Ausgewählte Passage
****************************************

Pirckheimer-Blog

Allgemein

Mo, 20.01.2025

Dichter und Theoretiker Eugen Gomringer wird 100.

20.01.: 100 Jahre Eugen Gomringer

Von den Großmeistern der Konkreten Poesie ist er der letzte und Langüberlebende: Am heutigen Montag wird der bolivianisch-schweizerische Dichter und Literatur- und Kunsttheoretiker Eugen Gomringer sage und schreibe einhundert Jahre. Der neben den Generationsgenossen Ernst Jandl (1925–2000) und Franz Mon (1926–2022) bedeutendste und wohl unbestechlichste Vertreter der nicht von allen Literaturenthusiasten geliebten Zunft hat viele Jahrzehnte an seinen von ihm selbst als Konstellationen bezeichneten Texten gearbeitet, und auch wenn ihn mit seiner bolivianischen Geburt gar nicht allzuviel, da er im Kleinkindalter bereits in die Schweiz kam, verbindet, gilt er dort bis heute als großer und überaus verehrter Vertreter des konkreten Dichtens, das sich zuweilen nur aus einer kargen Idee speist, aber eben auch (als Paradebeispiel gelte sein Gedicht silencio, bei dem die Stille in der freigelassenen Mitte des Textblocks entsteht) überraschend und faszinierend sein kann. So gesehen, dürfte Gomringer unter den „Konkreten“ sicherlich der zeitloseste, ja, und mithin auch originellste sein. Zuletzt erschien 2018 eine Sammelausgabe seiner – konkreten – Sonette. Und da seine Texte immer auch eine grafische Komponente (vgl. Textbeispiel) haben, dürften sie zugleich auch ein Sammelgebiet bilden. Zuletzt gab es Wirbel um seinen Text avenidas, ein Umstand, der wohl für alle beteiligten Parteien nicht glücklich ausging: Wenn die Künstler nicht mehr die belebte Wesenheit bewundern dürfen, ist ihr Gebaren an sich obsolet. Es bleibt zu hoffen, dass heute Eugen Gomringer im Kreis seiner Kinder, darunter die gleichsam als Autorin, Interpretin und Slammerin berühmt gewordene Nora Gomringer, einen grandiosen Tag erlebt – herzlichen Glückwunsch!

(André Schinkel)

Vor Ort im Rathaus-Center Pankow: Thomas Döring.

Bücher und Grafiken in Pankow

Mathias Salomon, Christine Klemke, Rita Bellmann zu Gast in Berlin-Pankow: Vom 20.01. bis zum 08.02.2025 bietet jeweils in der Zeit von 11 bis 19 Uhr Pirckheimer-Freund Thomas Döring im Rathaus-Center Pankow (Breite Straße 20, 13187 Berlin) antiquarische Bücher an. An drei Tagen (jeweils Donnerstag von 14 bis 16 Uhr) ist ein Grafiker bzw. eine Grafikerin zu Gast: Am 23. Januar Mathias Salomon, am 30. Januar Christine Klemke und am 06. Februar Rita Bellmann. Die weiteren Infos zu den Angeboten und Terminen des Buchverkäufers aus der Knaackstraße finden sich hier.

****************************************

Gespeicherte Daten
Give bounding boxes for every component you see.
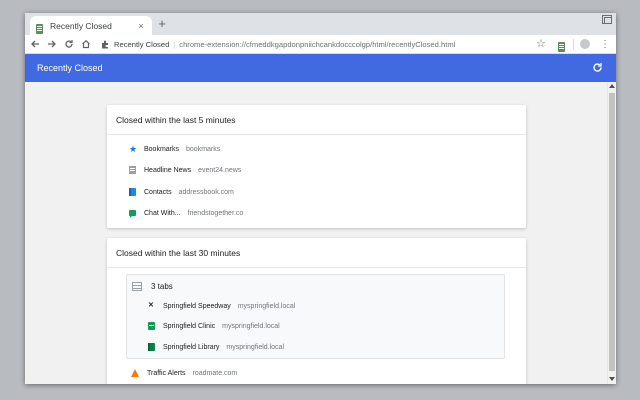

****************************************

Aufgabe 1
Übersetze den folgenden Satz aus dem Text aus dem Pirckheimer-Blog ins Englische: „Zuletzt erschien 2018 eine Sammelausgabe seiner – konkreten – Sonette.“
Aufgabe 2
Prüfe anhand des Textes aus dem Pirckheimer-Blog, ob die folgenden Aussagen zutreffen. Antworte jeweils mit Ja oder Nein und zitiere die entscheidenden Worte des Textes wörtlich.
(a) Eugen Gomringer kam bereits als Kleinkind in die Schweiz.
(b) Thomas Döring bietet die antiquarischen Bücher bis zum 20. Februar 2025 an.
(c) Christine Klemke ist am 30. Januar zu Gast.
Aufgabe 3
Führe den Text aus dem Pirckheimer-Blog im Anschluss an seinen letzten Satz fort.

Ergebnis 1
Most recently, in 2018, a collected edition of his – concrete – sonnets was published.

Ergebnis 2
(a) Ja – „da er im Kleinkindalter bereits in die Schweiz kam“
(b) Nein – „Vom 20.01. bis zum 08.02.2025“
(c) Ja – „am 30. Januar Christine Klemke“

Ergebnis 3
(André Schinkel via Thomas Döring)

Sa, 18.01.2025

"Das Salz der Bibeln": noch bis 30.03.25 in Lüneburg. Die Stadt war im Barock für ihr Salz und ihre Bibeln (in Fässern!) aus der Stern’schen Druckerei berühmt.

„Das Salz der Bibeln“: bis 30.03.25

Noch bis zum 30.03.2025 präsentiert sich Lüneburg (im Museum Lüneburg, Willy-Brandt-Str. 01, 21335 Lüneburg) als Stadt des Buchdrucks. Vor 400 Jahren errichteten hier die Brüder Johann und Heinrich Stern eine Druckerei, die sich zu einem Zentrum des Bibeldrucks entwickelte. Stern’sche Bibeln waren ein Bestseller des Barockzeitalters und nach dem Salz der wichtigste Verkaufsschlager Lüneburgs. Wie zuvor das „Weiße Gold“ wurden auch die Erzeugnisse der „Schwarzen Kunst“ in Fässern transportiert und in ganz Nordeuropa gehandelt. Zur bisher größten Sonderausstellung des Museums Lüneburg erschien ein Katalog in dessen Schriftenreihe. Das Museum ist Di, Mi und Fr von 11 bis 18, Do von 11 bis 20 Uhr, an den Wochenenden von 10 bis 18 Uhr geöffnet. Alle Infos hier.

(André Schinkel)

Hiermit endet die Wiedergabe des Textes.